SUPPLIED INFORMATION →
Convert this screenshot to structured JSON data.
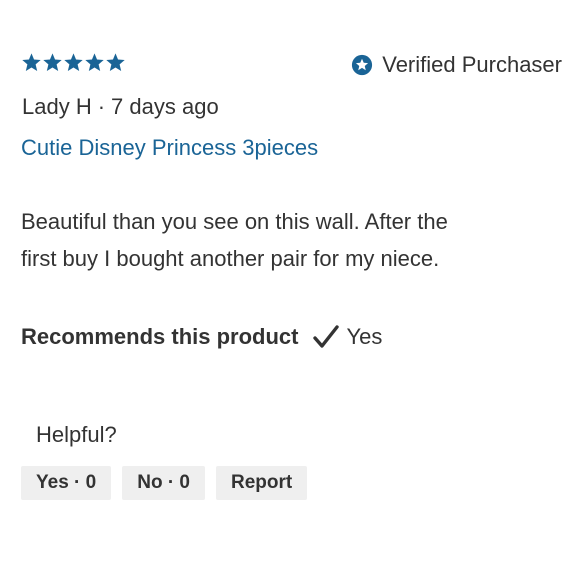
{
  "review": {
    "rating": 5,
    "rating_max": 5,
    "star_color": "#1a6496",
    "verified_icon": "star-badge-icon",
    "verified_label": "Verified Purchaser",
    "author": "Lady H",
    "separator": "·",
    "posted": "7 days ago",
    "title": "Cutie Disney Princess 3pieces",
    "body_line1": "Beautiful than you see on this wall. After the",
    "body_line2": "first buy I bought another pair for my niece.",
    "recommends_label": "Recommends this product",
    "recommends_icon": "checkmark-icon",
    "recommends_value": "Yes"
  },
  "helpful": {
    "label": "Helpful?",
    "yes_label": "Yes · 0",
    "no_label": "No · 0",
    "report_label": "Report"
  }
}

==

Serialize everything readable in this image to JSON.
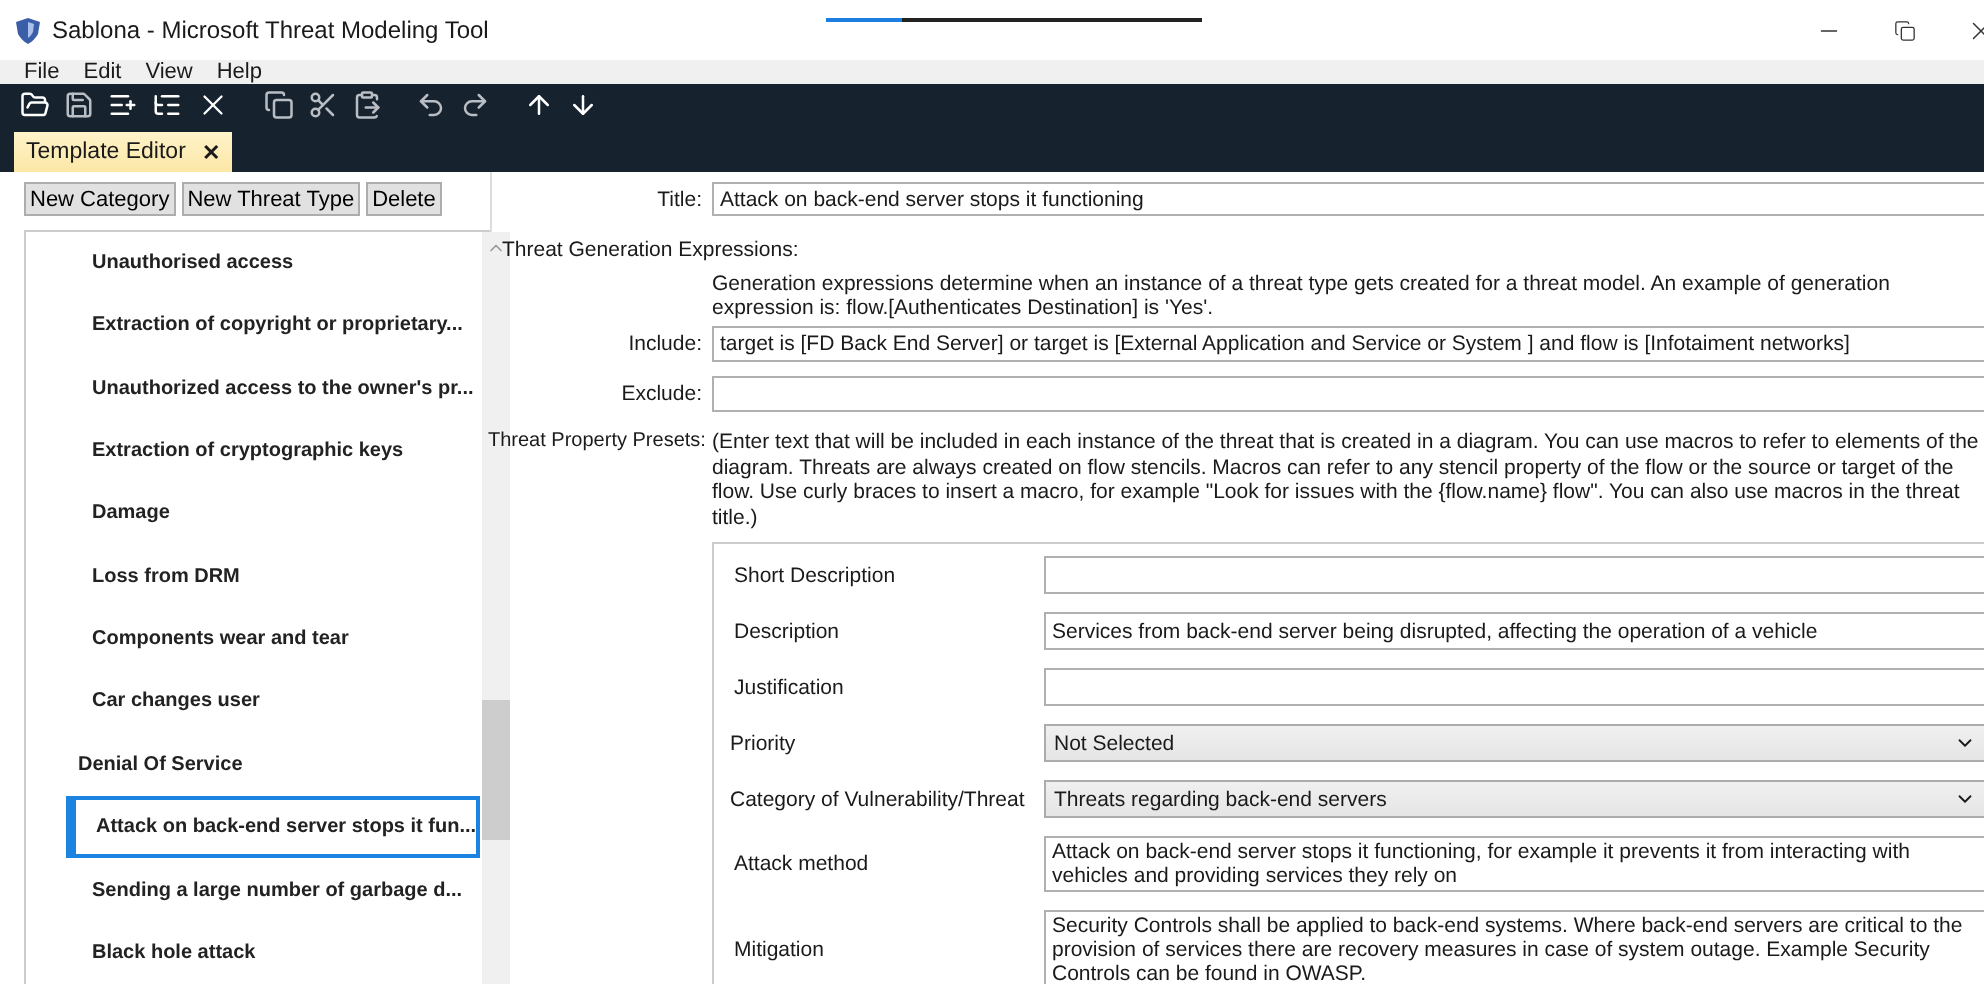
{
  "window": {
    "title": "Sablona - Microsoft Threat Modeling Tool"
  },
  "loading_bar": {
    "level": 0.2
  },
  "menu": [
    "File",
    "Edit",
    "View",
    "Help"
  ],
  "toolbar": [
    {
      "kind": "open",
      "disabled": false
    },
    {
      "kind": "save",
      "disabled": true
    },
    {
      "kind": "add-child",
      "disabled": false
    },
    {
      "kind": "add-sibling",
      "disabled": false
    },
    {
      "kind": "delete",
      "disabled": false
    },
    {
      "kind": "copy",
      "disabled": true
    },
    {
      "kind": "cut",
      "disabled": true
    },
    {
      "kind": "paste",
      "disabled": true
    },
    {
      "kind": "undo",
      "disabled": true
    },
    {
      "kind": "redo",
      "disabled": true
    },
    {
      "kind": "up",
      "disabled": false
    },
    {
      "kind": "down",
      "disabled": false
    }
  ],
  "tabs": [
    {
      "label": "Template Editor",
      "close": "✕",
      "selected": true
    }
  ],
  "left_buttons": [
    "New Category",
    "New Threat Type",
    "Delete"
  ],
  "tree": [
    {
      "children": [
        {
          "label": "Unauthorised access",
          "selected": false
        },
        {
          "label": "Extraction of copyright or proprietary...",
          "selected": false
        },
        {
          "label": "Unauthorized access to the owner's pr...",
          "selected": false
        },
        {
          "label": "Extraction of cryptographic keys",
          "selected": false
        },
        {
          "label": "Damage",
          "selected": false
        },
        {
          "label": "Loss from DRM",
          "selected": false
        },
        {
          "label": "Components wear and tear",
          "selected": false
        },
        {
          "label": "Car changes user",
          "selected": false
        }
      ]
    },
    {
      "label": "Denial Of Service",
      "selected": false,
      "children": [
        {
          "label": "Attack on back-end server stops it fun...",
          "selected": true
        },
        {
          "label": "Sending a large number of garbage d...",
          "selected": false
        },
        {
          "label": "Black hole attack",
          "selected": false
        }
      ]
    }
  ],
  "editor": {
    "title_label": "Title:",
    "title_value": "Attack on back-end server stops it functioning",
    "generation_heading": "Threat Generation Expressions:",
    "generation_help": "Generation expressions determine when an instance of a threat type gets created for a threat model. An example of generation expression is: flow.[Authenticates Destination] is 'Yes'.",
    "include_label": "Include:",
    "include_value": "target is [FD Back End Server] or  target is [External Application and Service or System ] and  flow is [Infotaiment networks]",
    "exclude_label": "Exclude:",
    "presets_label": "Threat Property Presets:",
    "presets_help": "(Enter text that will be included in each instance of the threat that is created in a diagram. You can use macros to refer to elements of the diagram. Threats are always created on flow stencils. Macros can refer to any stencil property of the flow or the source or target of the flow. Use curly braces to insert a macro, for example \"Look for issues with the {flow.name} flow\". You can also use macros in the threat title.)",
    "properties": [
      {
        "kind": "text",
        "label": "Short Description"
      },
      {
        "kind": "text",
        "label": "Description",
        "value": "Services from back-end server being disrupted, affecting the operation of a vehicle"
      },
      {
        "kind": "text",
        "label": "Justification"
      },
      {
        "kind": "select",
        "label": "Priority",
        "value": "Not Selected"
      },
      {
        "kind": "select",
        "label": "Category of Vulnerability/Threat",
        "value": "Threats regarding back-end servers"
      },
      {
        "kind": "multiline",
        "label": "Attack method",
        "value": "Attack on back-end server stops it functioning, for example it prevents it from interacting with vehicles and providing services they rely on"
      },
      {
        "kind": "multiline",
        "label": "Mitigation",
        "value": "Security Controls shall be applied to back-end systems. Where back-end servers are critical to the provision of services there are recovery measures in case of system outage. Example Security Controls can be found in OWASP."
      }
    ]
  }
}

STATED PROBLEM → From the listing, copy each line containing the word "stops".

FINAL RESULT →
          "label": "Attack on back-end server stops it fun...",
    "title_value": "Attack on back-end server stops it functioning",
        "value": "Attack on back-end server stops it functioning, for example it prevents it from interacting with vehicles and providing services they rely on"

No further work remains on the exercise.